Exercise material:

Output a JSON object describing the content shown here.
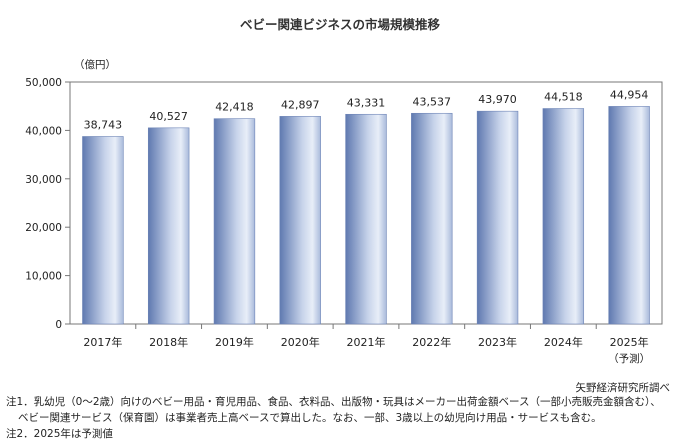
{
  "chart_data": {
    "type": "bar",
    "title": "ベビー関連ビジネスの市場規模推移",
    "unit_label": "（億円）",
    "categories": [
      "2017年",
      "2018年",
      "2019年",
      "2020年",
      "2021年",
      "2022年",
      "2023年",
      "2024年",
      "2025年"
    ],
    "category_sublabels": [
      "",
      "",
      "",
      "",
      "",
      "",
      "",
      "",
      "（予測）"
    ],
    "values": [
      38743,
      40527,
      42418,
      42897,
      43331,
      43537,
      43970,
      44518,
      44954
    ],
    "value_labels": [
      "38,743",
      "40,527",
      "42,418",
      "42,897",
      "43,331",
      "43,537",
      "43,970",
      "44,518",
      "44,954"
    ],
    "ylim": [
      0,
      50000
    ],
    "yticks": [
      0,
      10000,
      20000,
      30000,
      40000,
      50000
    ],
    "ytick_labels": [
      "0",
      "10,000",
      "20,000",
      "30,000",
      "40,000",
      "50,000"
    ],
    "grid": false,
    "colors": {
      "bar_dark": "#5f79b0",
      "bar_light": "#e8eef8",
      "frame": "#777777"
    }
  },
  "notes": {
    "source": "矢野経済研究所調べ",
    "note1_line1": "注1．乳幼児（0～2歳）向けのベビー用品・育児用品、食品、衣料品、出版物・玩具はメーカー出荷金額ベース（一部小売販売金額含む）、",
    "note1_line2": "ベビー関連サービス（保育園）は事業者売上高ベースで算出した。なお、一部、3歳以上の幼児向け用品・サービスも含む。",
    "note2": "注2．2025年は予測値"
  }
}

Given exercise: Print the listing above in full, exactly as written. Omit any pictures.

The reply:
Output a JSON object describing the content shown here.
{
  "chart_data": {
    "type": "bar",
    "title": "ベビー関連ビジネスの市場規模推移",
    "unit_label": "（億円）",
    "categories": [
      "2017年",
      "2018年",
      "2019年",
      "2020年",
      "2021年",
      "2022年",
      "2023年",
      "2024年",
      "2025年"
    ],
    "category_sublabels": [
      "",
      "",
      "",
      "",
      "",
      "",
      "",
      "",
      "（予測）"
    ],
    "values": [
      38743,
      40527,
      42418,
      42897,
      43331,
      43537,
      43970,
      44518,
      44954
    ],
    "value_labels": [
      "38,743",
      "40,527",
      "42,418",
      "42,897",
      "43,331",
      "43,537",
      "43,970",
      "44,518",
      "44,954"
    ],
    "ylim": [
      0,
      50000
    ],
    "yticks": [
      0,
      10000,
      20000,
      30000,
      40000,
      50000
    ],
    "ytick_labels": [
      "0",
      "10,000",
      "20,000",
      "30,000",
      "40,000",
      "50,000"
    ],
    "grid": false,
    "colors": {
      "bar_dark": "#5f79b0",
      "bar_light": "#e8eef8",
      "frame": "#777777"
    }
  },
  "notes": {
    "source": "矢野経済研究所調べ",
    "note1_line1": "注1．乳幼児（0～2歳）向けのベビー用品・育児用品、食品、衣料品、出版物・玩具はメーカー出荷金額ベース（一部小売販売金額含む）、",
    "note1_line2": "ベビー関連サービス（保育園）は事業者売上高ベースで算出した。なお、一部、3歳以上の幼児向け用品・サービスも含む。",
    "note2": "注2．2025年は予測値"
  }
}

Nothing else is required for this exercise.